• [Task]:
Reproduce every entry that follows word for word, but omit the images.

• [Stored data]:
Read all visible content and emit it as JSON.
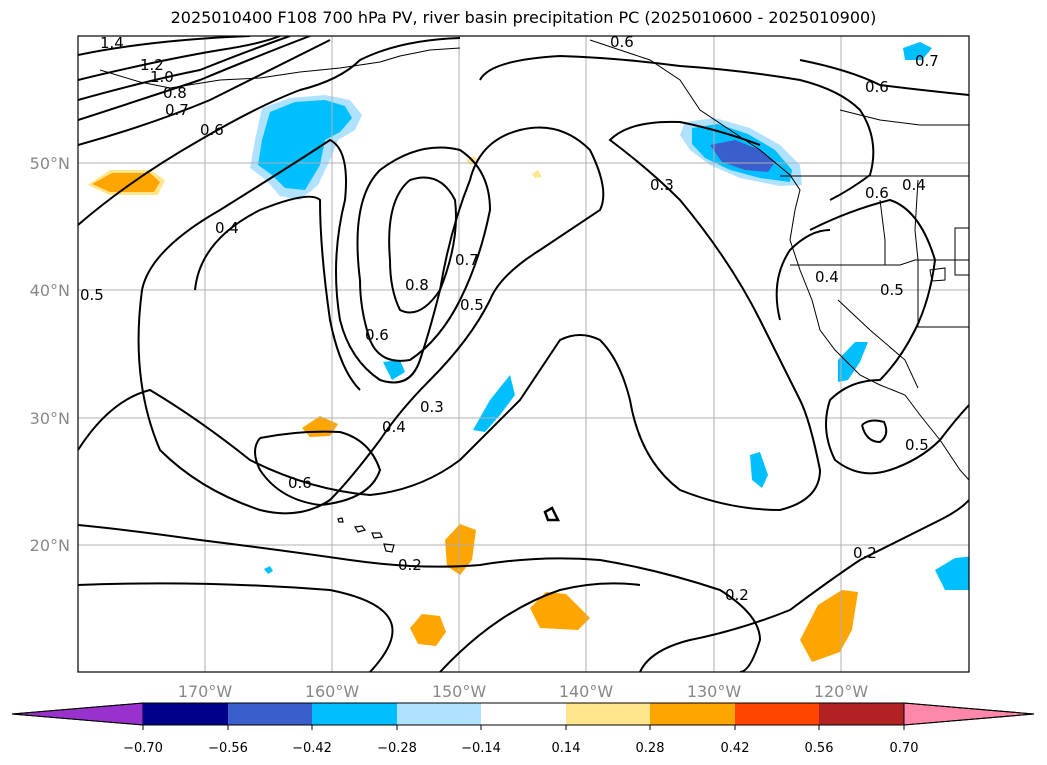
{
  "title": "2025010400 F108 700 hPa PV, river basin precipitation PC (2025010600 - 2025010900)",
  "map": {
    "lon_range": [
      -180,
      -110
    ],
    "lat_range": [
      10,
      60
    ],
    "lon_labels": [
      "170°W",
      "160°W",
      "150°W",
      "140°W",
      "130°W",
      "120°W"
    ],
    "lat_labels": [
      "20°N",
      "30°N",
      "40°N",
      "50°N"
    ]
  },
  "contour_labels": [
    "1.4",
    "1.2",
    "1.0",
    "0.8",
    "0.7",
    "0.6",
    "0.4",
    "0.5",
    "0.6",
    "0.8",
    "0.7",
    "0.5",
    "0.6",
    "0.4",
    "0.3",
    "0.6",
    "0.2",
    "0.2",
    "0.2",
    "0.3",
    "0.4",
    "0.5",
    "0.6",
    "0.6",
    "0.7",
    "0.5",
    "0.4"
  ],
  "colorbar": {
    "ticks": [
      "−0.70",
      "−0.56",
      "−0.42",
      "−0.28",
      "−0.14",
      "0.14",
      "0.28",
      "0.42",
      "0.56",
      "0.70"
    ],
    "colors": [
      "#9932cc",
      "#00008b",
      "#3a5fcd",
      "#00bfff",
      "#b0e2ff",
      "#ffffff",
      "#ffe68c",
      "#ffa500",
      "#ff4500",
      "#b22222",
      "#ff88aa"
    ]
  }
}
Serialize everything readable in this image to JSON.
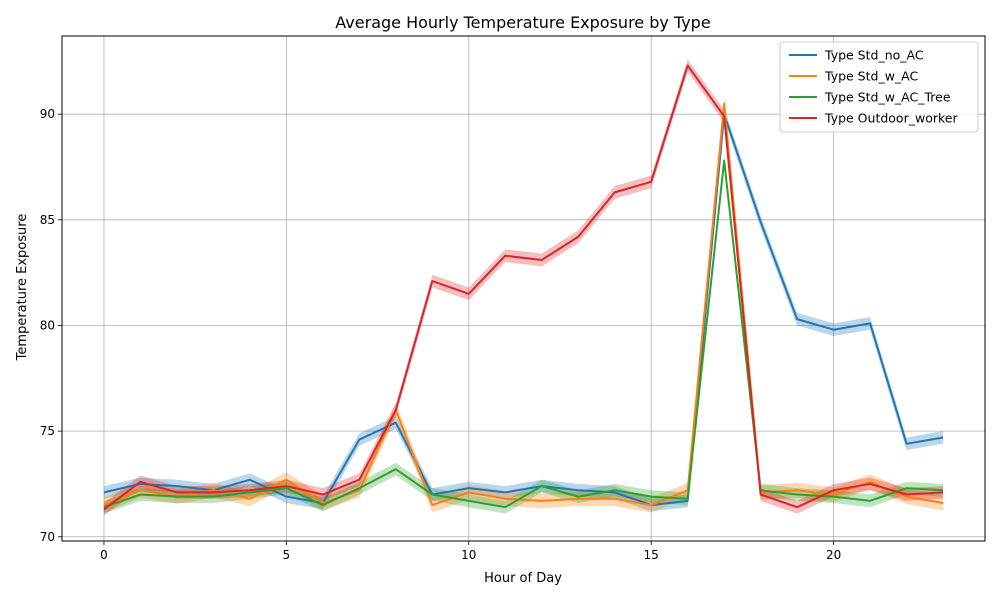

• [Finished exercise]:
Read all visible content and emit it as JSON.
{
  "title": "2025010400 F108 700 hPa PV, river basin precipitation PC (2025010600 - 2025010900)",
  "map": {
    "lon_range": [
      -180,
      -110
    ],
    "lat_range": [
      10,
      60
    ],
    "lon_labels": [
      "170°W",
      "160°W",
      "150°W",
      "140°W",
      "130°W",
      "120°W"
    ],
    "lat_labels": [
      "20°N",
      "30°N",
      "40°N",
      "50°N"
    ]
  },
  "contour_labels": [
    "1.4",
    "1.2",
    "1.0",
    "0.8",
    "0.7",
    "0.6",
    "0.4",
    "0.5",
    "0.6",
    "0.8",
    "0.7",
    "0.5",
    "0.6",
    "0.4",
    "0.3",
    "0.6",
    "0.2",
    "0.2",
    "0.2",
    "0.3",
    "0.4",
    "0.5",
    "0.6",
    "0.6",
    "0.7",
    "0.5",
    "0.4"
  ],
  "colorbar": {
    "ticks": [
      "−0.70",
      "−0.56",
      "−0.42",
      "−0.28",
      "−0.14",
      "0.14",
      "0.28",
      "0.42",
      "0.56",
      "0.70"
    ],
    "colors": [
      "#9932cc",
      "#00008b",
      "#3a5fcd",
      "#00bfff",
      "#b0e2ff",
      "#ffffff",
      "#ffe68c",
      "#ffa500",
      "#ff4500",
      "#b22222",
      "#ff88aa"
    ]
  }
}
Serialize everything readable in this image to JSON.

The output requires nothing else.